Description of the task> Give the listing below again in full, exactly as written.

========

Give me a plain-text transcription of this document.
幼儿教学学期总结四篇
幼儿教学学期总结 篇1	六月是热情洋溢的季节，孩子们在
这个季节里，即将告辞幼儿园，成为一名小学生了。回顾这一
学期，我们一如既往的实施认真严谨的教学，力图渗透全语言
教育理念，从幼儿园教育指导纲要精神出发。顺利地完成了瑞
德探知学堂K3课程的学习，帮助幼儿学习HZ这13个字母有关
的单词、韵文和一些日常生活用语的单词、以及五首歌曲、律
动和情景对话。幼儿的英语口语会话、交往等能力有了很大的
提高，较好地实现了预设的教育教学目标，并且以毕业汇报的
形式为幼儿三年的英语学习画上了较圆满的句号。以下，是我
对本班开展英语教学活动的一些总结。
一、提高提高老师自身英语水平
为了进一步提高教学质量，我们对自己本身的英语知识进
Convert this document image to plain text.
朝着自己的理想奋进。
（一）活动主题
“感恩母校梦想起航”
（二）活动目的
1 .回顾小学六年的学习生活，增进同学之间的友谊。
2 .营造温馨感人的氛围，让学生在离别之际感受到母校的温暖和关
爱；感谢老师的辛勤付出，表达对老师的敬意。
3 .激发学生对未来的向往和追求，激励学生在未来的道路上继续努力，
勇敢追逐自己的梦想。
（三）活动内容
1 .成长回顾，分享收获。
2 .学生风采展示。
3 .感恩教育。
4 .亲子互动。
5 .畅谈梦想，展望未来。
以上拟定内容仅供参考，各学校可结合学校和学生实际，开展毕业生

========

Worked solution>
Give me a plain-text transcription of this document.
幼儿教学学期总结四篇
幼儿教学学期总结 篇1	六月是热情洋溢的季节，孩子们在
这个季节里，即将告辞幼儿园，成为一名小学生了。回顾这一
学期，我们一如既往的实施认真严谨的教学，力图渗透全语言
教育理念，从幼儿园教育指导纲要精神出发。顺利地完成了瑞
德探知学堂K3课程的学习，帮助幼儿学习HZ这13个字母有关
的单词、韵文和一些日常生活用语的单词、以及五首歌曲、律
动和情景对话。幼儿的英语口语会话、交往等能力有了很大的
提高，较好地实现了预设的教育教学目标，并且以毕业汇报的
形式为幼儿三年的英语学习画上了较圆满的句号。以下，是我
对本班开展英语教学活动的一些总结。
一、提高提高老师自身英语水平
为了进一步提高教学质量，我们对自己本身的英语知识进
Convert this document image to plain text.
朝着自己的理想奋进。
（一）活动主题
“感恩母校梦想起航”
（二）活动目的
1 .回顾小学六年的学习生活，增进同学之间的友谊。
2 .营造温馨感人的氛围，让学生在离别之际感受到母校的温暖和关
爱；感谢老师的辛勤付出，表达对老师的敬意。
3 .激发学生对未来的向往和追求，激励学生在未来的道路上继续努力，
勇敢追逐自己的梦想。
（三）活动内容
1 .成长回顾，分享收获。
2 .学生风采展示。
3 .感恩教育。
4 .亲子互动。
5 .畅谈梦想，展望未来。
以上拟定内容仅供参考，各学校可结合学校和学生实际，开展毕业生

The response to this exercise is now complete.